[Start of Extracted information]

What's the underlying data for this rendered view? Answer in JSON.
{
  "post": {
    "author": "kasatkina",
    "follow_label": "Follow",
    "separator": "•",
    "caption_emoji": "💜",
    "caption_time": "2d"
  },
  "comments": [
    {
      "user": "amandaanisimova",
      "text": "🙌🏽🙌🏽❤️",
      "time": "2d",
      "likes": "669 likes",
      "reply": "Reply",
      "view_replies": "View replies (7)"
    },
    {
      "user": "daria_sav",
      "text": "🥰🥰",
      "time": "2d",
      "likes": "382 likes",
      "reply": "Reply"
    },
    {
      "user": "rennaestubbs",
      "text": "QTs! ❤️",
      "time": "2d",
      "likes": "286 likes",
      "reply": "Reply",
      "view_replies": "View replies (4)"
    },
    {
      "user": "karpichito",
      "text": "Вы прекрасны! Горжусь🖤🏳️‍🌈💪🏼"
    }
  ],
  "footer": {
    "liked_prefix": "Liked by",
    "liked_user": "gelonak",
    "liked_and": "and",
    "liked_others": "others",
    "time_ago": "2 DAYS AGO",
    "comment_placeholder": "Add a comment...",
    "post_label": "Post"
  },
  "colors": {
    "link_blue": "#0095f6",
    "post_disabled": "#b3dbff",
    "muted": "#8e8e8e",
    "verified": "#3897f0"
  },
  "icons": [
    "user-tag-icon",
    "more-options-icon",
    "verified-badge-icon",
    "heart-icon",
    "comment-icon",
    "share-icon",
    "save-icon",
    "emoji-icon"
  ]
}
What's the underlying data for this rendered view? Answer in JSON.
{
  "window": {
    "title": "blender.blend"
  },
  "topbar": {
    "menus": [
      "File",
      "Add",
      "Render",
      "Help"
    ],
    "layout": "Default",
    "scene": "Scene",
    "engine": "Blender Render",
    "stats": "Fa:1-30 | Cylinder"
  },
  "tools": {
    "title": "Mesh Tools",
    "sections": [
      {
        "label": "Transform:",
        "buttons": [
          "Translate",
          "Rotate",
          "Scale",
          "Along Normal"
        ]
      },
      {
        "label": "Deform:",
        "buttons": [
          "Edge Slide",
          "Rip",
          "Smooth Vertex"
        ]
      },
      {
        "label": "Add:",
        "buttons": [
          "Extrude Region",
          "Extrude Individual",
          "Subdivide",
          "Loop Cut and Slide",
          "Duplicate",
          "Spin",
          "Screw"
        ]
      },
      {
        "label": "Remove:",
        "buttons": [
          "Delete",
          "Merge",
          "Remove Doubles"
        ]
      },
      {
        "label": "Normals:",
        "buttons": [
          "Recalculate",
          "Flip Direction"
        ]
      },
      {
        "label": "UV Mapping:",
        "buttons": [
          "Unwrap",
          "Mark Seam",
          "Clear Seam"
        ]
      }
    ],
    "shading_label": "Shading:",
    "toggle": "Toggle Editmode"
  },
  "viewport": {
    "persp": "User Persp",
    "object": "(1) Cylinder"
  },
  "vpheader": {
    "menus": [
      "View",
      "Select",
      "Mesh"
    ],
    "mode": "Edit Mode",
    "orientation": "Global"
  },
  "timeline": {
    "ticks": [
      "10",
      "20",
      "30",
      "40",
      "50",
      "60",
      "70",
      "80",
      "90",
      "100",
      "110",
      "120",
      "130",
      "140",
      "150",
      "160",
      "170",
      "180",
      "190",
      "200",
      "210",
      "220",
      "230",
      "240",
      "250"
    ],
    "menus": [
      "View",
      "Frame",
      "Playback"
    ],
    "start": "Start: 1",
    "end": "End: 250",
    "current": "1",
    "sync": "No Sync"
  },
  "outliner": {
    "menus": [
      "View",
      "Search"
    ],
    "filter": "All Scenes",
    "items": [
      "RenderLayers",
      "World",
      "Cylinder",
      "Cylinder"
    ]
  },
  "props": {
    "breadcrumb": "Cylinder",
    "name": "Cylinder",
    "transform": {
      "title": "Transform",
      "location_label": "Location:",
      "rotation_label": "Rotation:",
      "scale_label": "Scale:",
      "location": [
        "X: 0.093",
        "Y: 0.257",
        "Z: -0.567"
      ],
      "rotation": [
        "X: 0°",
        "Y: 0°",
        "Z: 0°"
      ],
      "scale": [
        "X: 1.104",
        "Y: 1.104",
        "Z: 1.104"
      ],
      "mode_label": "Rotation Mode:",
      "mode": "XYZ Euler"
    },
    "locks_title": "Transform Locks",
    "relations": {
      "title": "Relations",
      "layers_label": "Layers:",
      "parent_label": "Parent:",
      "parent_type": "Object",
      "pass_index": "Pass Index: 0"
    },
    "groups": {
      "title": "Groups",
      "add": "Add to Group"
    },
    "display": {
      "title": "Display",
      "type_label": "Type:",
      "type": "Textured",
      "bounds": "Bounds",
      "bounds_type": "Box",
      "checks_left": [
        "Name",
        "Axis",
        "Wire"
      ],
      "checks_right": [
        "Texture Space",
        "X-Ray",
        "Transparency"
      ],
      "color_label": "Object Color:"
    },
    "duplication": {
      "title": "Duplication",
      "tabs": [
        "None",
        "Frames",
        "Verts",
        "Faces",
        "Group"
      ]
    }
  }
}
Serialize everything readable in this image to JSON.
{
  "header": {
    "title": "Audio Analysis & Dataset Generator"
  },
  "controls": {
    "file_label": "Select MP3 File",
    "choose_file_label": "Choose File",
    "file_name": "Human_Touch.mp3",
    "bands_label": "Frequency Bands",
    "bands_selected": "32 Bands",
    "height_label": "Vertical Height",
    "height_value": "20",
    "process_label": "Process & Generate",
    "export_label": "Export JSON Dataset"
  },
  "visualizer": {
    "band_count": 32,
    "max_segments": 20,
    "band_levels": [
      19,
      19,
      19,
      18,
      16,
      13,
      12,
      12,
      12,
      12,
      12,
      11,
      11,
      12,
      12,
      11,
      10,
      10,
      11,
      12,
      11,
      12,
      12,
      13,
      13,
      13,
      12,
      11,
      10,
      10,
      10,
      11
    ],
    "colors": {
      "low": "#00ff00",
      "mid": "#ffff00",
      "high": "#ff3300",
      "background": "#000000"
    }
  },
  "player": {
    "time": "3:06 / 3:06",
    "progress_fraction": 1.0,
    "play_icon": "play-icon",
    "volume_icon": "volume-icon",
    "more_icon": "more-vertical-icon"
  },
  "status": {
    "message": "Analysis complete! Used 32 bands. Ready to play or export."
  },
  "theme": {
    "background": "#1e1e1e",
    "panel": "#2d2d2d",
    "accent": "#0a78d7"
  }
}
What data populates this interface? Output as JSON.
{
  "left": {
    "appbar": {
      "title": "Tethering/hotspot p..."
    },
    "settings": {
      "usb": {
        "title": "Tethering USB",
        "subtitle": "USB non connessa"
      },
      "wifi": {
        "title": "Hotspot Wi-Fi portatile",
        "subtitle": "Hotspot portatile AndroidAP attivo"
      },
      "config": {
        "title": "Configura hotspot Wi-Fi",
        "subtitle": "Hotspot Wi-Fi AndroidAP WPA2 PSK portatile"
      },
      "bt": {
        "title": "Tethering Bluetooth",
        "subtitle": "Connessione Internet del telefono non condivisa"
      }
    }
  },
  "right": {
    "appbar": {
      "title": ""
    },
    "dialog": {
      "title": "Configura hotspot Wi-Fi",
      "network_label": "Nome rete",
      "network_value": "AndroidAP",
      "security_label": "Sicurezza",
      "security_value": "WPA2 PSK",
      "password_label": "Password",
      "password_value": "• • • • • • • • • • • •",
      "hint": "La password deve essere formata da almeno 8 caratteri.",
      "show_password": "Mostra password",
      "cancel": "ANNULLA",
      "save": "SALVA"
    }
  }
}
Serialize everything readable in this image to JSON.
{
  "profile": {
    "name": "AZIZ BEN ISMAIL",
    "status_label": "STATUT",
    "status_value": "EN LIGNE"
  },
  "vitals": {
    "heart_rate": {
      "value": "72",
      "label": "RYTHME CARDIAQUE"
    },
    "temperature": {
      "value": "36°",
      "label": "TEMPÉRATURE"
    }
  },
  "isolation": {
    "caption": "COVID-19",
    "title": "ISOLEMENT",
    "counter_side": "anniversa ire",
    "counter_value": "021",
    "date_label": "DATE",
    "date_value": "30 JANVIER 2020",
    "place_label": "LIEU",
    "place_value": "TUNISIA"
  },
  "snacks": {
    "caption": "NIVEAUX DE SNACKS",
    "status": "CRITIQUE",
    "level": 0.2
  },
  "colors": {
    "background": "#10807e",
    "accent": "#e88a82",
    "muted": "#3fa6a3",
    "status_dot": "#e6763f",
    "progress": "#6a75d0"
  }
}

[End of Extracted information]

§ The problem:
Where a line of the data holds "Extrude", show that line.

§ Solution below:
          "Extrude Region",
          "Extrude Individual",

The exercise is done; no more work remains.